TASK
Return the whole listing, keeping every character the same.

LISTED RECORDS
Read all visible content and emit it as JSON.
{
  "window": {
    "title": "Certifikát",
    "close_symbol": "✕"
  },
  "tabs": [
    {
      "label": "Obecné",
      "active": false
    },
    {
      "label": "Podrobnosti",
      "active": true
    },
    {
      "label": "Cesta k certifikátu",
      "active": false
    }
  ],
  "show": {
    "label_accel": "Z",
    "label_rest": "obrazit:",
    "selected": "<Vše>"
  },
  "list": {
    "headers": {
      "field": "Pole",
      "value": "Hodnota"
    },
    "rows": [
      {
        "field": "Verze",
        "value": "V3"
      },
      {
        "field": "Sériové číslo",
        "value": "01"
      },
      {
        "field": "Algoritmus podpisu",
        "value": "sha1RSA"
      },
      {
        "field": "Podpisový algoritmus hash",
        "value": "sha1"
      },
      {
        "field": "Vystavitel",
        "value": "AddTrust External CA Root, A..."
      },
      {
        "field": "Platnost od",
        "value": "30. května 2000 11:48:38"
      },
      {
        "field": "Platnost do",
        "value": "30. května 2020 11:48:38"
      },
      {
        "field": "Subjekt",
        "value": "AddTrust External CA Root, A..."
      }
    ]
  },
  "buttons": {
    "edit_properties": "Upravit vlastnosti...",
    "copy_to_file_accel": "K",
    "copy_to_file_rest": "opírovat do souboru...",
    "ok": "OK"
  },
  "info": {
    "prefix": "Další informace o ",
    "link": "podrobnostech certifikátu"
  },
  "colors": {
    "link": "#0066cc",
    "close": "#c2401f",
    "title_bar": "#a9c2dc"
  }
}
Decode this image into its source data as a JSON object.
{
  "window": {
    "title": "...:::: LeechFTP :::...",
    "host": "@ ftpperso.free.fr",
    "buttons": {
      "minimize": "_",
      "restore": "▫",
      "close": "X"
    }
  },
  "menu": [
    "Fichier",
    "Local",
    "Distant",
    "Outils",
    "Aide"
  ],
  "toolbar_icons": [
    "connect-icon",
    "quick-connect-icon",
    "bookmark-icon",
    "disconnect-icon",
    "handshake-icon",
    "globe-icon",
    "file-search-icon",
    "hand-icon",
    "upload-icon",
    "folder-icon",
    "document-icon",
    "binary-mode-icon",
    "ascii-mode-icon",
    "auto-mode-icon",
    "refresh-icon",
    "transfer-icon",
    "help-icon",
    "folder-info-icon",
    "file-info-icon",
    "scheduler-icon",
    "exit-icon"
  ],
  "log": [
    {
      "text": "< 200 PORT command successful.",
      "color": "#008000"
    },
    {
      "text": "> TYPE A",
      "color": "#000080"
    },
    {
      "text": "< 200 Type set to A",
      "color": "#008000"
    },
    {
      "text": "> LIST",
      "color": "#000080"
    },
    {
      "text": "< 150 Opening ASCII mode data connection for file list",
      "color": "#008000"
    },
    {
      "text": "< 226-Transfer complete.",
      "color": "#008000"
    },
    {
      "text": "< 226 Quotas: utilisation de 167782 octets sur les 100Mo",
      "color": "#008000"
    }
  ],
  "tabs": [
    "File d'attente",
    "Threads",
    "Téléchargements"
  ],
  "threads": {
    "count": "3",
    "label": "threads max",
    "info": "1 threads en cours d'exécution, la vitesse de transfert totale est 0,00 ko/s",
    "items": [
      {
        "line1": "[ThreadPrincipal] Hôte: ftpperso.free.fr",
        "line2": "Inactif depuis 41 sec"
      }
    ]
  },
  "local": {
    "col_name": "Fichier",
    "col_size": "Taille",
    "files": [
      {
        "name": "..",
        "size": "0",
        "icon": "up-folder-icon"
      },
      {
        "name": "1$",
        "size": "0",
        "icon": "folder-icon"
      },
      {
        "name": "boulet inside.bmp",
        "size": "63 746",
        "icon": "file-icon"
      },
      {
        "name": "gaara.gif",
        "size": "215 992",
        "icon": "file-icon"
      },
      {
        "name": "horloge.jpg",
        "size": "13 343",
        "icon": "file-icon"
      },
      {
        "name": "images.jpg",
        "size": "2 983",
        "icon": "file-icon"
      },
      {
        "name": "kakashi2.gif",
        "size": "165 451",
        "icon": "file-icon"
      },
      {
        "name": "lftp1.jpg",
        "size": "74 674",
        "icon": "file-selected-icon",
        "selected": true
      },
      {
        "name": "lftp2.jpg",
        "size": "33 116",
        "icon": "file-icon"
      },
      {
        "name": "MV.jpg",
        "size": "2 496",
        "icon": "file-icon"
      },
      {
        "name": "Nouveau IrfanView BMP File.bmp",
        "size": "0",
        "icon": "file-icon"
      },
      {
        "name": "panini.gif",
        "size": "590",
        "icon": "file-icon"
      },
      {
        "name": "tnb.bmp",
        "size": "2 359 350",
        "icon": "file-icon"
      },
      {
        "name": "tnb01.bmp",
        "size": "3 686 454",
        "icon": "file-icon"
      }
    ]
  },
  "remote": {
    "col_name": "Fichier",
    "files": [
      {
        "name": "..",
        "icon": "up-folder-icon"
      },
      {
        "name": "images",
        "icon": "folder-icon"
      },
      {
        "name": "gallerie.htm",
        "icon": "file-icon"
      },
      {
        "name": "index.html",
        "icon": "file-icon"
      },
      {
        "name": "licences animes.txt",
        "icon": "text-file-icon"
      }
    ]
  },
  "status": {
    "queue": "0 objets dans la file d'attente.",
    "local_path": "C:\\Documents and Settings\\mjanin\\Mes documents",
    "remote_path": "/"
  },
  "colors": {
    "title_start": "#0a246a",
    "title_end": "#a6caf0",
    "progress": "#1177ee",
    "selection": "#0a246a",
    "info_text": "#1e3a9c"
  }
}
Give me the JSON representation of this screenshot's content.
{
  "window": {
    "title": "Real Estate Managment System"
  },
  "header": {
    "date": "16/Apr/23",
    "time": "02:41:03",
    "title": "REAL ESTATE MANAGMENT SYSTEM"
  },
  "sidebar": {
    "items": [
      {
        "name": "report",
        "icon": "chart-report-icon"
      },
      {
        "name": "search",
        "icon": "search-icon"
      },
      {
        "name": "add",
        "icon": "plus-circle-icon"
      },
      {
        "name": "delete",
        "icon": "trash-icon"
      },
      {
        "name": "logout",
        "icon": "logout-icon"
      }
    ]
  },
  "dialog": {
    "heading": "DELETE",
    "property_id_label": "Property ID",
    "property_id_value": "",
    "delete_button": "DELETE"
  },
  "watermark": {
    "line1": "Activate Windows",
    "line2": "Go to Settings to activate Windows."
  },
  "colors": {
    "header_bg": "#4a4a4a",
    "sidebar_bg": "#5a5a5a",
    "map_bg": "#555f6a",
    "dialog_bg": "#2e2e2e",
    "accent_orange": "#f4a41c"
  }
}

RESPONSE
Read all visible content and emit it as JSON.
{
  "window": {
    "title": "Certifikát",
    "close_symbol": "✕"
  },
  "tabs": [
    {
      "label": "Obecné",
      "active": false
    },
    {
      "label": "Podrobnosti",
      "active": true
    },
    {
      "label": "Cesta k certifikátu",
      "active": false
    }
  ],
  "show": {
    "label_accel": "Z",
    "label_rest": "obrazit:",
    "selected": "<Vše>"
  },
  "list": {
    "headers": {
      "field": "Pole",
      "value": "Hodnota"
    },
    "rows": [
      {
        "field": "Verze",
        "value": "V3"
      },
      {
        "field": "Sériové číslo",
        "value": "01"
      },
      {
        "field": "Algoritmus podpisu",
        "value": "sha1RSA"
      },
      {
        "field": "Podpisový algoritmus hash",
        "value": "sha1"
      },
      {
        "field": "Vystavitel",
        "value": "AddTrust External CA Root, A..."
      },
      {
        "field": "Platnost od",
        "value": "30. května 2000 11:48:38"
      },
      {
        "field": "Platnost do",
        "value": "30. května 2020 11:48:38"
      },
      {
        "field": "Subjekt",
        "value": "AddTrust External CA Root, A..."
      }
    ]
  },
  "buttons": {
    "edit_properties": "Upravit vlastnosti...",
    "copy_to_file_accel": "K",
    "copy_to_file_rest": "opírovat do souboru...",
    "ok": "OK"
  },
  "info": {
    "prefix": "Další informace o ",
    "link": "podrobnostech certifikátu"
  },
  "colors": {
    "link": "#0066cc",
    "close": "#c2401f",
    "title_bar": "#a9c2dc"
  }
}
Decode this image into its source data as a JSON object.
{
  "window": {
    "title": "...:::: LeechFTP :::...",
    "host": "@ ftpperso.free.fr",
    "buttons": {
      "minimize": "_",
      "restore": "▫",
      "close": "X"
    }
  },
  "menu": [
    "Fichier",
    "Local",
    "Distant",
    "Outils",
    "Aide"
  ],
  "toolbar_icons": [
    "connect-icon",
    "quick-connect-icon",
    "bookmark-icon",
    "disconnect-icon",
    "handshake-icon",
    "globe-icon",
    "file-search-icon",
    "hand-icon",
    "upload-icon",
    "folder-icon",
    "document-icon",
    "binary-mode-icon",
    "ascii-mode-icon",
    "auto-mode-icon",
    "refresh-icon",
    "transfer-icon",
    "help-icon",
    "folder-info-icon",
    "file-info-icon",
    "scheduler-icon",
    "exit-icon"
  ],
  "log": [
    {
      "text": "< 200 PORT command successful.",
      "color": "#008000"
    },
    {
      "text": "> TYPE A",
      "color": "#000080"
    },
    {
      "text": "< 200 Type set to A",
      "color": "#008000"
    },
    {
      "text": "> LIST",
      "color": "#000080"
    },
    {
      "text": "< 150 Opening ASCII mode data connection for file list",
      "color": "#008000"
    },
    {
      "text": "< 226-Transfer complete.",
      "color": "#008000"
    },
    {
      "text": "< 226 Quotas: utilisation de 167782 octets sur les 100Mo",
      "color": "#008000"
    }
  ],
  "tabs": [
    "File d'attente",
    "Threads",
    "Téléchargements"
  ],
  "threads": {
    "count": "3",
    "label": "threads max",
    "info": "1 threads en cours d'exécution, la vitesse de transfert totale est 0,00 ko/s",
    "items": [
      {
        "line1": "[ThreadPrincipal] Hôte: ftpperso.free.fr",
        "line2": "Inactif depuis 41 sec"
      }
    ]
  },
  "local": {
    "col_name": "Fichier",
    "col_size": "Taille",
    "files": [
      {
        "name": "..",
        "size": "0",
        "icon": "up-folder-icon"
      },
      {
        "name": "1$",
        "size": "0",
        "icon": "folder-icon"
      },
      {
        "name": "boulet inside.bmp",
        "size": "63 746",
        "icon": "file-icon"
      },
      {
        "name": "gaara.gif",
        "size": "215 992",
        "icon": "file-icon"
      },
      {
        "name": "horloge.jpg",
        "size": "13 343",
        "icon": "file-icon"
      },
      {
        "name": "images.jpg",
        "size": "2 983",
        "icon": "file-icon"
      },
      {
        "name": "kakashi2.gif",
        "size": "165 451",
        "icon": "file-icon"
      },
      {
        "name": "lftp1.jpg",
        "size": "74 674",
        "icon": "file-selected-icon",
        "selected": true
      },
      {
        "name": "lftp2.jpg",
        "size": "33 116",
        "icon": "file-icon"
      },
      {
        "name": "MV.jpg",
        "size": "2 496",
        "icon": "file-icon"
      },
      {
        "name": "Nouveau IrfanView BMP File.bmp",
        "size": "0",
        "icon": "file-icon"
      },
      {
        "name": "panini.gif",
        "size": "590",
        "icon": "file-icon"
      },
      {
        "name": "tnb.bmp",
        "size": "2 359 350",
        "icon": "file-icon"
      },
      {
        "name": "tnb01.bmp",
        "size": "3 686 454",
        "icon": "file-icon"
      }
    ]
  },
  "remote": {
    "col_name": "Fichier",
    "files": [
      {
        "name": "..",
        "icon": "up-folder-icon"
      },
      {
        "name": "images",
        "icon": "folder-icon"
      },
      {
        "name": "gallerie.htm",
        "icon": "file-icon"
      },
      {
        "name": "index.html",
        "icon": "file-icon"
      },
      {
        "name": "licences animes.txt",
        "icon": "text-file-icon"
      }
    ]
  },
  "status": {
    "queue": "0 objets dans la file d'attente.",
    "local_path": "C:\\Documents and Settings\\mjanin\\Mes documents",
    "remote_path": "/"
  },
  "colors": {
    "title_start": "#0a246a",
    "title_end": "#a6caf0",
    "progress": "#1177ee",
    "selection": "#0a246a",
    "info_text": "#1e3a9c"
  }
}
Give me the JSON representation of this screenshot's content.
{
  "window": {
    "title": "Real Estate Managment System"
  },
  "header": {
    "date": "16/Apr/23",
    "time": "02:41:03",
    "title": "REAL ESTATE MANAGMENT SYSTEM"
  },
  "sidebar": {
    "items": [
      {
        "name": "report",
        "icon": "chart-report-icon"
      },
      {
        "name": "search",
        "icon": "search-icon"
      },
      {
        "name": "add",
        "icon": "plus-circle-icon"
      },
      {
        "name": "delete",
        "icon": "trash-icon"
      },
      {
        "name": "logout",
        "icon": "logout-icon"
      }
    ]
  },
  "dialog": {
    "heading": "DELETE",
    "property_id_label": "Property ID",
    "property_id_value": "",
    "delete_button": "DELETE"
  },
  "watermark": {
    "line1": "Activate Windows",
    "line2": "Go to Settings to activate Windows."
  },
  "colors": {
    "header_bg": "#4a4a4a",
    "sidebar_bg": "#5a5a5a",
    "map_bg": "#555f6a",
    "dialog_bg": "#2e2e2e",
    "accent_orange": "#f4a41c"
  }
}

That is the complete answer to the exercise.